Records for the task -
**********
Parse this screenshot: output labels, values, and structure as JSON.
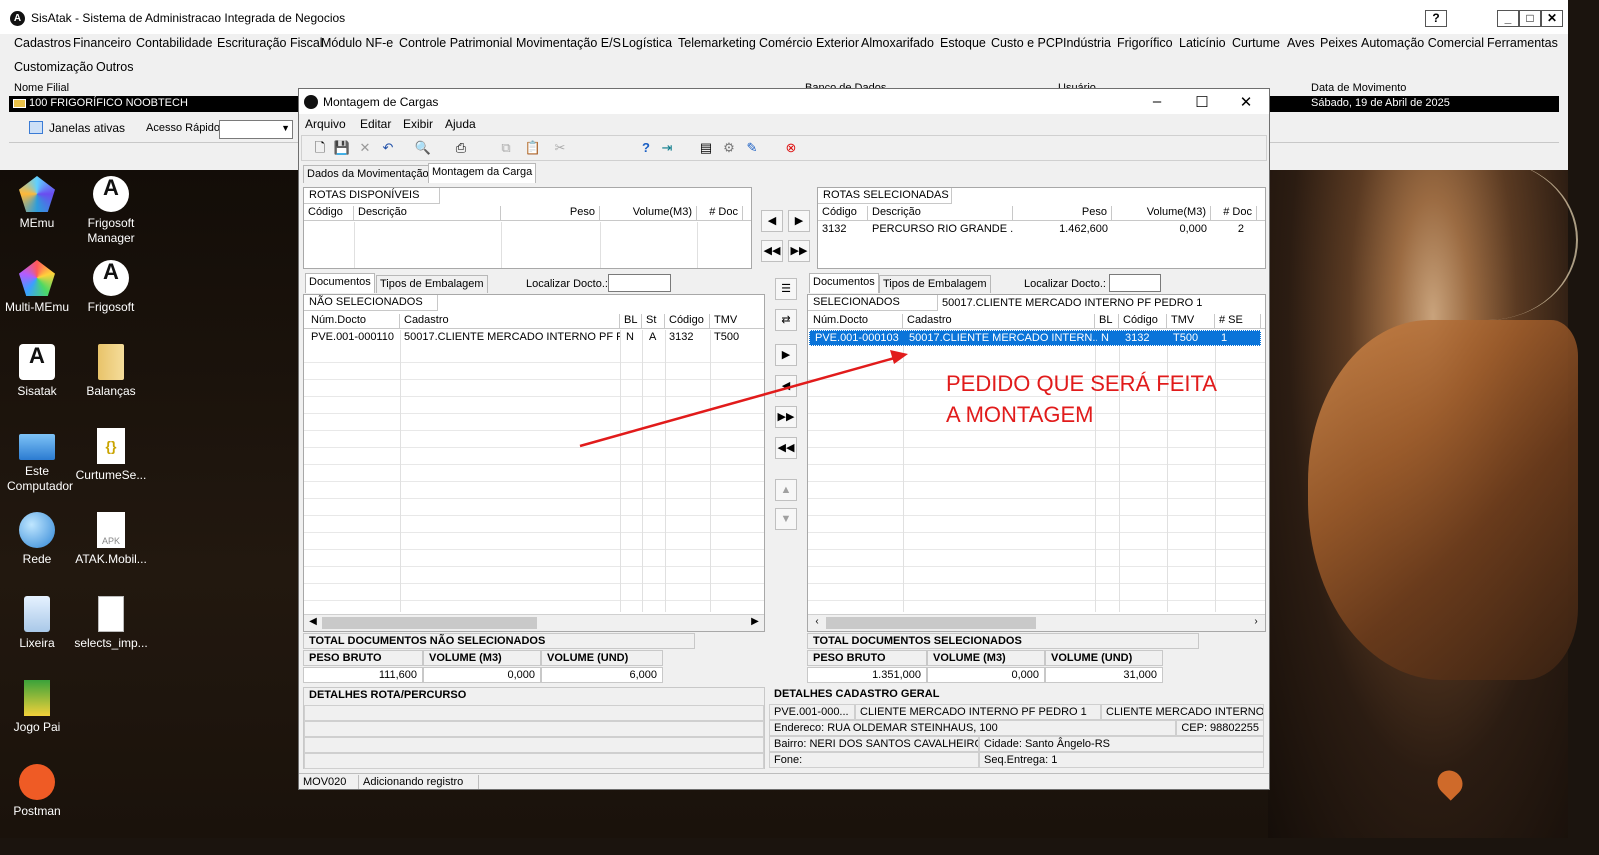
{
  "app": {
    "title": "SisAtak - Sistema de Administracao Integrada de Negocios",
    "help_btn": "?",
    "menu": [
      "Cadastros",
      "Financeiro",
      "Contabilidade",
      "Escrituração Fiscal",
      "Módulo NF-e",
      "Controle Patrimonial",
      "Movimentação E/S",
      "Logística",
      "Telemarketing",
      "Comércio Exterior",
      "Almoxarifado",
      "Estoque",
      "Custo e PCP",
      "Indústria",
      "Frigorífico",
      "Laticínio",
      "Curtume",
      "Aves",
      "Peixes",
      "Automação Comercial",
      "Ferramentas",
      "Customização",
      "Outros"
    ],
    "info_labels": {
      "filial": "Nome Filial",
      "banco": "Banco de Dados",
      "usuario": "Usuário",
      "data": "Data de Movimento"
    },
    "filial_value": "100 FRIGORÍFICO NOOBTECH",
    "data_value": "Sábado, 19 de Abril de 2025",
    "janelas_ativas": "Janelas ativas",
    "acesso_rapido": "Acesso Rápido"
  },
  "desktop_icons": [
    {
      "label": "MEmu",
      "icon": "memu-icon"
    },
    {
      "label": "Frigosoft Manager",
      "icon": "frigosoft-icon"
    },
    {
      "label": "Multi-MEmu",
      "icon": "multi-memu-icon"
    },
    {
      "label": "Frigosoft",
      "icon": "frigosoft-icon"
    },
    {
      "label": "Sisatak",
      "icon": "sisatak-icon"
    },
    {
      "label": "Balanças",
      "icon": "folder-icon"
    },
    {
      "label": "Este Computador",
      "icon": "computer-icon"
    },
    {
      "label": "CurtumeSe...",
      "icon": "json-file-icon"
    },
    {
      "label": "Rede",
      "icon": "network-icon"
    },
    {
      "label": "ATAK.Mobil...",
      "icon": "apk-file-icon"
    },
    {
      "label": "Lixeira",
      "icon": "recycle-bin-icon"
    },
    {
      "label": "selects_imp...",
      "icon": "text-file-icon"
    },
    {
      "label": "Jogo Pai",
      "icon": "game-icon"
    },
    {
      "label": "Postman",
      "icon": "postman-icon"
    }
  ],
  "dialog": {
    "title": "Montagem de Cargas",
    "menu": [
      "Arquivo",
      "Editar",
      "Exibir",
      "Ajuda"
    ],
    "tabs": [
      "Dados da Movimentação",
      "Montagem da Carga"
    ],
    "rotas_disp": {
      "title": "ROTAS DISPONÍVEIS",
      "columns": [
        "Código",
        "Descrição",
        "Peso",
        "Volume(M3)",
        "# Doc"
      ]
    },
    "rotas_sel": {
      "title": "ROTAS SELECIONADAS",
      "columns": [
        "Código",
        "Descrição",
        "Peso",
        "Volume(M3)",
        "# Doc"
      ],
      "rows": [
        [
          "3132",
          "PERCURSO RIO GRANDE ...",
          "1.462,600",
          "0,000",
          "2"
        ]
      ]
    },
    "left_tabs": [
      "Documentos",
      "Tipos de Embalagem"
    ],
    "right_tabs": [
      "Documentos",
      "Tipos de Embalagem"
    ],
    "localizar": "Localizar Docto.:",
    "nao_sel": {
      "title": "NÃO SELECIONADOS",
      "columns": [
        "Núm.Docto",
        "Cadastro",
        "BL",
        "St",
        "Código",
        "TMV"
      ],
      "rows": [
        [
          "PVE.001-000110",
          "50017.CLIENTE MERCADO INTERNO PF P...",
          "N",
          "A",
          "3132",
          "T500"
        ]
      ]
    },
    "sel": {
      "title": "SELECIONADOS",
      "subtitle": "50017.CLIENTE MERCADO INTERNO PF PEDRO 1",
      "columns": [
        "Núm.Docto",
        "Cadastro",
        "BL",
        "Código",
        "TMV",
        "# SE"
      ],
      "rows": [
        [
          "PVE.001-000103",
          "50017.CLIENTE MERCADO INTERN...",
          "N",
          "3132",
          "T500",
          "1"
        ]
      ]
    },
    "tot_nao_sel": {
      "title": "TOTAL DOCUMENTOS NÃO SELECIONADOS",
      "labels": [
        "PESO BRUTO",
        "VOLUME (M3)",
        "VOLUME (UND)"
      ],
      "values": [
        "111,600",
        "0,000",
        "6,000"
      ]
    },
    "tot_sel": {
      "title": "TOTAL DOCUMENTOS SELECIONADOS",
      "labels": [
        "PESO BRUTO",
        "VOLUME (M3)",
        "VOLUME (UND)"
      ],
      "values": [
        "1.351,000",
        "0,000",
        "31,000"
      ]
    },
    "detalhes_rota": {
      "title": "DETALHES ROTA/PERCURSO"
    },
    "detalhes_cad": {
      "title": "DETALHES CADASTRO GERAL",
      "doc": "PVE.001-000...",
      "nome": "CLIENTE MERCADO INTERNO PF PEDRO 1",
      "nome2": "CLIENTE MERCADO INTERNO PF",
      "endereco": "Endereco: RUA OLDEMAR STEINHAUS, 100",
      "cep": "CEP: 98802255",
      "bairro": "Bairro: NERI DOS SANTOS CAVALHEIRO",
      "cidade": "Cidade: Santo Ângelo-RS",
      "fone": "Fone:",
      "seq": "Seq.Entrega: 1"
    },
    "status": [
      "MOV020",
      "Adicionando registro"
    ]
  },
  "annotation": {
    "line1": "PEDIDO QUE SERÁ FEITA",
    "line2": "A MONTAGEM",
    "color": "#e11b1b"
  }
}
**********
Exercise aim - Reproduce each line exactly, please, except for any pictures.

Worked answer -
Parse this screenshot: output labels, values, and structure as JSON.
{
  "app": {
    "title": "SisAtak - Sistema de Administracao Integrada de Negocios",
    "help_btn": "?",
    "menu": [
      "Cadastros",
      "Financeiro",
      "Contabilidade",
      "Escrituração Fiscal",
      "Módulo NF-e",
      "Controle Patrimonial",
      "Movimentação E/S",
      "Logística",
      "Telemarketing",
      "Comércio Exterior",
      "Almoxarifado",
      "Estoque",
      "Custo e PCP",
      "Indústria",
      "Frigorífico",
      "Laticínio",
      "Curtume",
      "Aves",
      "Peixes",
      "Automação Comercial",
      "Ferramentas",
      "Customização",
      "Outros"
    ],
    "info_labels": {
      "filial": "Nome Filial",
      "banco": "Banco de Dados",
      "usuario": "Usuário",
      "data": "Data de Movimento"
    },
    "filial_value": "100 FRIGORÍFICO NOOBTECH",
    "data_value": "Sábado, 19 de Abril de 2025",
    "janelas_ativas": "Janelas ativas",
    "acesso_rapido": "Acesso Rápido"
  },
  "desktop_icons": [
    {
      "label": "MEmu",
      "icon": "memu-icon"
    },
    {
      "label": "Frigosoft Manager",
      "icon": "frigosoft-icon"
    },
    {
      "label": "Multi-MEmu",
      "icon": "multi-memu-icon"
    },
    {
      "label": "Frigosoft",
      "icon": "frigosoft-icon"
    },
    {
      "label": "Sisatak",
      "icon": "sisatak-icon"
    },
    {
      "label": "Balanças",
      "icon": "folder-icon"
    },
    {
      "label": "Este Computador",
      "icon": "computer-icon"
    },
    {
      "label": "CurtumeSe...",
      "icon": "json-file-icon"
    },
    {
      "label": "Rede",
      "icon": "network-icon"
    },
    {
      "label": "ATAK.Mobil...",
      "icon": "apk-file-icon"
    },
    {
      "label": "Lixeira",
      "icon": "recycle-bin-icon"
    },
    {
      "label": "selects_imp...",
      "icon": "text-file-icon"
    },
    {
      "label": "Jogo Pai",
      "icon": "game-icon"
    },
    {
      "label": "Postman",
      "icon": "postman-icon"
    }
  ],
  "dialog": {
    "title": "Montagem de Cargas",
    "menu": [
      "Arquivo",
      "Editar",
      "Exibir",
      "Ajuda"
    ],
    "tabs": [
      "Dados da Movimentação",
      "Montagem da Carga"
    ],
    "rotas_disp": {
      "title": "ROTAS DISPONÍVEIS",
      "columns": [
        "Código",
        "Descrição",
        "Peso",
        "Volume(M3)",
        "# Doc"
      ]
    },
    "rotas_sel": {
      "title": "ROTAS SELECIONADAS",
      "columns": [
        "Código",
        "Descrição",
        "Peso",
        "Volume(M3)",
        "# Doc"
      ],
      "rows": [
        [
          "3132",
          "PERCURSO RIO GRANDE ...",
          "1.462,600",
          "0,000",
          "2"
        ]
      ]
    },
    "left_tabs": [
      "Documentos",
      "Tipos de Embalagem"
    ],
    "right_tabs": [
      "Documentos",
      "Tipos de Embalagem"
    ],
    "localizar": "Localizar Docto.:",
    "nao_sel": {
      "title": "NÃO SELECIONADOS",
      "columns": [
        "Núm.Docto",
        "Cadastro",
        "BL",
        "St",
        "Código",
        "TMV"
      ],
      "rows": [
        [
          "PVE.001-000110",
          "50017.CLIENTE MERCADO INTERNO PF P...",
          "N",
          "A",
          "3132",
          "T500"
        ]
      ]
    },
    "sel": {
      "title": "SELECIONADOS",
      "subtitle": "50017.CLIENTE MERCADO INTERNO PF PEDRO 1",
      "columns": [
        "Núm.Docto",
        "Cadastro",
        "BL",
        "Código",
        "TMV",
        "# SE"
      ],
      "rows": [
        [
          "PVE.001-000103",
          "50017.CLIENTE MERCADO INTERN...",
          "N",
          "3132",
          "T500",
          "1"
        ]
      ]
    },
    "tot_nao_sel": {
      "title": "TOTAL DOCUMENTOS NÃO SELECIONADOS",
      "labels": [
        "PESO BRUTO",
        "VOLUME (M3)",
        "VOLUME (UND)"
      ],
      "values": [
        "111,600",
        "0,000",
        "6,000"
      ]
    },
    "tot_sel": {
      "title": "TOTAL DOCUMENTOS SELECIONADOS",
      "labels": [
        "PESO BRUTO",
        "VOLUME (M3)",
        "VOLUME (UND)"
      ],
      "values": [
        "1.351,000",
        "0,000",
        "31,000"
      ]
    },
    "detalhes_rota": {
      "title": "DETALHES ROTA/PERCURSO"
    },
    "detalhes_cad": {
      "title": "DETALHES CADASTRO GERAL",
      "doc": "PVE.001-000...",
      "nome": "CLIENTE MERCADO INTERNO PF PEDRO 1",
      "nome2": "CLIENTE MERCADO INTERNO PF",
      "endereco": "Endereco: RUA OLDEMAR STEINHAUS, 100",
      "cep": "CEP: 98802255",
      "bairro": "Bairro: NERI DOS SANTOS CAVALHEIRO",
      "cidade": "Cidade: Santo Ângelo-RS",
      "fone": "Fone:",
      "seq": "Seq.Entrega: 1"
    },
    "status": [
      "MOV020",
      "Adicionando registro"
    ]
  },
  "annotation": {
    "line1": "PEDIDO QUE SERÁ FEITA",
    "line2": "A MONTAGEM",
    "color": "#e11b1b"
  }
}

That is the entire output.